• [PROBLEM DESCRIPTION]
Copy all the material below, exactly as it stands.

• [RECORDS SHOWN]
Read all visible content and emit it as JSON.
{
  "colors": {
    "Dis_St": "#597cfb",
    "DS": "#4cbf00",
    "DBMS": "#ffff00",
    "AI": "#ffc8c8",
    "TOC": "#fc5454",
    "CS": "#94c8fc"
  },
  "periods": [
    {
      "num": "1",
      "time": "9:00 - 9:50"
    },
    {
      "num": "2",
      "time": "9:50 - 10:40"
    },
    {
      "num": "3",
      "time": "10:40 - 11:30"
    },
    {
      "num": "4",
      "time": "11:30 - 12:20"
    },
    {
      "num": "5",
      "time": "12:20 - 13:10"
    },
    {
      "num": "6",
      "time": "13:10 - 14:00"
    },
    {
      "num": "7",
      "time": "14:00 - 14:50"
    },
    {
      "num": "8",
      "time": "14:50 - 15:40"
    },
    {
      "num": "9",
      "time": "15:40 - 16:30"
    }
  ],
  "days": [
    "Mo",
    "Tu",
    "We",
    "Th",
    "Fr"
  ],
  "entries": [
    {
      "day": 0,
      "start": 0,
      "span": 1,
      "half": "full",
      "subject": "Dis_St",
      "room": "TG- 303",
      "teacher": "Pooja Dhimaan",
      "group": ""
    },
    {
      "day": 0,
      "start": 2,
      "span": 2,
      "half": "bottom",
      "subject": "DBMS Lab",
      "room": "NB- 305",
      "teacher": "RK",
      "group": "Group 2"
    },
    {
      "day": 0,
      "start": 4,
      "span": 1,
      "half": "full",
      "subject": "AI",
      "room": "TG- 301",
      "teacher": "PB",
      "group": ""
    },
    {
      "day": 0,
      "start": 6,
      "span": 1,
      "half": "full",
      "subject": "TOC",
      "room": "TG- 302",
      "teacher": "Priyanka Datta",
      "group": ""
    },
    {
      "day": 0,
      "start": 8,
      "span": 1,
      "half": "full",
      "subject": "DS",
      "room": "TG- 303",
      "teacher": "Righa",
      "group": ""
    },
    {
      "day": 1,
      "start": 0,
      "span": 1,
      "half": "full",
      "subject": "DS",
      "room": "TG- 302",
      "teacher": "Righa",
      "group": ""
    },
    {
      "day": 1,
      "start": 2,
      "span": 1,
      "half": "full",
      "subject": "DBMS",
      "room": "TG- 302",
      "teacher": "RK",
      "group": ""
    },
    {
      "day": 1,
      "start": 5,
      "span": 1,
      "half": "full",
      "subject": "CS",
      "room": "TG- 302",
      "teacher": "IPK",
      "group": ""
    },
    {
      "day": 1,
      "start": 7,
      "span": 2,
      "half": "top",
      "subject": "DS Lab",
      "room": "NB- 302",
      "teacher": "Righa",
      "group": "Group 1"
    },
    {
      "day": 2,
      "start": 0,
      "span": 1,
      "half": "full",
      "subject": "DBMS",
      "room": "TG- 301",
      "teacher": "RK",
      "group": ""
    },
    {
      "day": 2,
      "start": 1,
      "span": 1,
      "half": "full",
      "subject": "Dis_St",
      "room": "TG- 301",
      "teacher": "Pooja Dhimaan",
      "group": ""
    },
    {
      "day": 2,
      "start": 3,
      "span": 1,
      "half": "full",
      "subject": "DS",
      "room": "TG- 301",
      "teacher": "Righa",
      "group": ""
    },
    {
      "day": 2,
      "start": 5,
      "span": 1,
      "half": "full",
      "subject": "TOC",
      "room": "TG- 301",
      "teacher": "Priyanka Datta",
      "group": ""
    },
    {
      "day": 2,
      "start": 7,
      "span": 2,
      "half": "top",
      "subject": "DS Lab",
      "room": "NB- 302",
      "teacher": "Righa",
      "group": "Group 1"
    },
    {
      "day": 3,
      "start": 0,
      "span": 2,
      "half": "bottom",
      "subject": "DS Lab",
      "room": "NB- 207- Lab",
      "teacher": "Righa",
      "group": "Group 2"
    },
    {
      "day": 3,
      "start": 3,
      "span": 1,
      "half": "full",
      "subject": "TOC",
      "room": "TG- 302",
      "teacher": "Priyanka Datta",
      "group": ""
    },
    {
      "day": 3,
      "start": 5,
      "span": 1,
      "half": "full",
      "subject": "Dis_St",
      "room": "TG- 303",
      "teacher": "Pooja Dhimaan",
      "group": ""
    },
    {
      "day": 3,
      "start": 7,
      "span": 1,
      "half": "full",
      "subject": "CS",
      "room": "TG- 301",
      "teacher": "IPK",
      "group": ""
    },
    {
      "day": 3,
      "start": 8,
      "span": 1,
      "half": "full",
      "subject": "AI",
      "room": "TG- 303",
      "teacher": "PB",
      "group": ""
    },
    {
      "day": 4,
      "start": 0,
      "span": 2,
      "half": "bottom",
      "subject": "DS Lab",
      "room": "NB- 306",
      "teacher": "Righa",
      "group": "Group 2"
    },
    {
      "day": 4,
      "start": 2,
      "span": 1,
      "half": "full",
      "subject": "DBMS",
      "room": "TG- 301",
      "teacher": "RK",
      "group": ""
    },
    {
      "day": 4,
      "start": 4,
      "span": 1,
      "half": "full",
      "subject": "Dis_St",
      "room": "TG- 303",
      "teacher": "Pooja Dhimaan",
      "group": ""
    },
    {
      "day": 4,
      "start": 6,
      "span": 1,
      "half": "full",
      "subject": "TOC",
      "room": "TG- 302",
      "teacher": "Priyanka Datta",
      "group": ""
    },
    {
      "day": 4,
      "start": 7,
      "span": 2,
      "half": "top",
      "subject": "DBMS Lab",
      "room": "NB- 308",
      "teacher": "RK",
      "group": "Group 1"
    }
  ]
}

• [COMPLETED TASK]
Read all visible content and emit it as JSON.
{
  "colors": {
    "Dis_St": "#597cfb",
    "DS": "#4cbf00",
    "DBMS": "#ffff00",
    "AI": "#ffc8c8",
    "TOC": "#fc5454",
    "CS": "#94c8fc"
  },
  "periods": [
    {
      "num": "1",
      "time": "9:00 - 9:50"
    },
    {
      "num": "2",
      "time": "9:50 - 10:40"
    },
    {
      "num": "3",
      "time": "10:40 - 11:30"
    },
    {
      "num": "4",
      "time": "11:30 - 12:20"
    },
    {
      "num": "5",
      "time": "12:20 - 13:10"
    },
    {
      "num": "6",
      "time": "13:10 - 14:00"
    },
    {
      "num": "7",
      "time": "14:00 - 14:50"
    },
    {
      "num": "8",
      "time": "14:50 - 15:40"
    },
    {
      "num": "9",
      "time": "15:40 - 16:30"
    }
  ],
  "days": [
    "Mo",
    "Tu",
    "We",
    "Th",
    "Fr"
  ],
  "entries": [
    {
      "day": 0,
      "start": 0,
      "span": 1,
      "half": "full",
      "subject": "Dis_St",
      "room": "TG- 303",
      "teacher": "Pooja Dhimaan",
      "group": ""
    },
    {
      "day": 0,
      "start": 2,
      "span": 2,
      "half": "bottom",
      "subject": "DBMS Lab",
      "room": "NB- 305",
      "teacher": "RK",
      "group": "Group 2"
    },
    {
      "day": 0,
      "start": 4,
      "span": 1,
      "half": "full",
      "subject": "AI",
      "room": "TG- 301",
      "teacher": "PB",
      "group": ""
    },
    {
      "day": 0,
      "start": 6,
      "span": 1,
      "half": "full",
      "subject": "TOC",
      "room": "TG- 302",
      "teacher": "Priyanka Datta",
      "group": ""
    },
    {
      "day": 0,
      "start": 8,
      "span": 1,
      "half": "full",
      "subject": "DS",
      "room": "TG- 303",
      "teacher": "Righa",
      "group": ""
    },
    {
      "day": 1,
      "start": 0,
      "span": 1,
      "half": "full",
      "subject": "DS",
      "room": "TG- 302",
      "teacher": "Righa",
      "group": ""
    },
    {
      "day": 1,
      "start": 2,
      "span": 1,
      "half": "full",
      "subject": "DBMS",
      "room": "TG- 302",
      "teacher": "RK",
      "group": ""
    },
    {
      "day": 1,
      "start": 5,
      "span": 1,
      "half": "full",
      "subject": "CS",
      "room": "TG- 302",
      "teacher": "IPK",
      "group": ""
    },
    {
      "day": 1,
      "start": 7,
      "span": 2,
      "half": "top",
      "subject": "DS Lab",
      "room": "NB- 302",
      "teacher": "Righa",
      "group": "Group 1"
    },
    {
      "day": 2,
      "start": 0,
      "span": 1,
      "half": "full",
      "subject": "DBMS",
      "room": "TG- 301",
      "teacher": "RK",
      "group": ""
    },
    {
      "day": 2,
      "start": 1,
      "span": 1,
      "half": "full",
      "subject": "Dis_St",
      "room": "TG- 301",
      "teacher": "Pooja Dhimaan",
      "group": ""
    },
    {
      "day": 2,
      "start": 3,
      "span": 1,
      "half": "full",
      "subject": "DS",
      "room": "TG- 301",
      "teacher": "Righa",
      "group": ""
    },
    {
      "day": 2,
      "start": 5,
      "span": 1,
      "half": "full",
      "subject": "TOC",
      "room": "TG- 301",
      "teacher": "Priyanka Datta",
      "group": ""
    },
    {
      "day": 2,
      "start": 7,
      "span": 2,
      "half": "top",
      "subject": "DS Lab",
      "room": "NB- 302",
      "teacher": "Righa",
      "group": "Group 1"
    },
    {
      "day": 3,
      "start": 0,
      "span": 2,
      "half": "bottom",
      "subject": "DS Lab",
      "room": "NB- 207- Lab",
      "teacher": "Righa",
      "group": "Group 2"
    },
    {
      "day": 3,
      "start": 3,
      "span": 1,
      "half": "full",
      "subject": "TOC",
      "room": "TG- 302",
      "teacher": "Priyanka Datta",
      "group": ""
    },
    {
      "day": 3,
      "start": 5,
      "span": 1,
      "half": "full",
      "subject": "Dis_St",
      "room": "TG- 303",
      "teacher": "Pooja Dhimaan",
      "group": ""
    },
    {
      "day": 3,
      "start": 7,
      "span": 1,
      "half": "full",
      "subject": "CS",
      "room": "TG- 301",
      "teacher": "IPK",
      "group": ""
    },
    {
      "day": 3,
      "start": 8,
      "span": 1,
      "half": "full",
      "subject": "AI",
      "room": "TG- 303",
      "teacher": "PB",
      "group": ""
    },
    {
      "day": 4,
      "start": 0,
      "span": 2,
      "half": "bottom",
      "subject": "DS Lab",
      "room": "NB- 306",
      "teacher": "Righa",
      "group": "Group 2"
    },
    {
      "day": 4,
      "start": 2,
      "span": 1,
      "half": "full",
      "subject": "DBMS",
      "room": "TG- 301",
      "teacher": "RK",
      "group": ""
    },
    {
      "day": 4,
      "start": 4,
      "span": 1,
      "half": "full",
      "subject": "Dis_St",
      "room": "TG- 303",
      "teacher": "Pooja Dhimaan",
      "group": ""
    },
    {
      "day": 4,
      "start": 6,
      "span": 1,
      "half": "full",
      "subject": "TOC",
      "room": "TG- 302",
      "teacher": "Priyanka Datta",
      "group": ""
    },
    {
      "day": 4,
      "start": 7,
      "span": 2,
      "half": "top",
      "subject": "DBMS Lab",
      "room": "NB- 308",
      "teacher": "RK",
      "group": "Group 1"
    }
  ]
}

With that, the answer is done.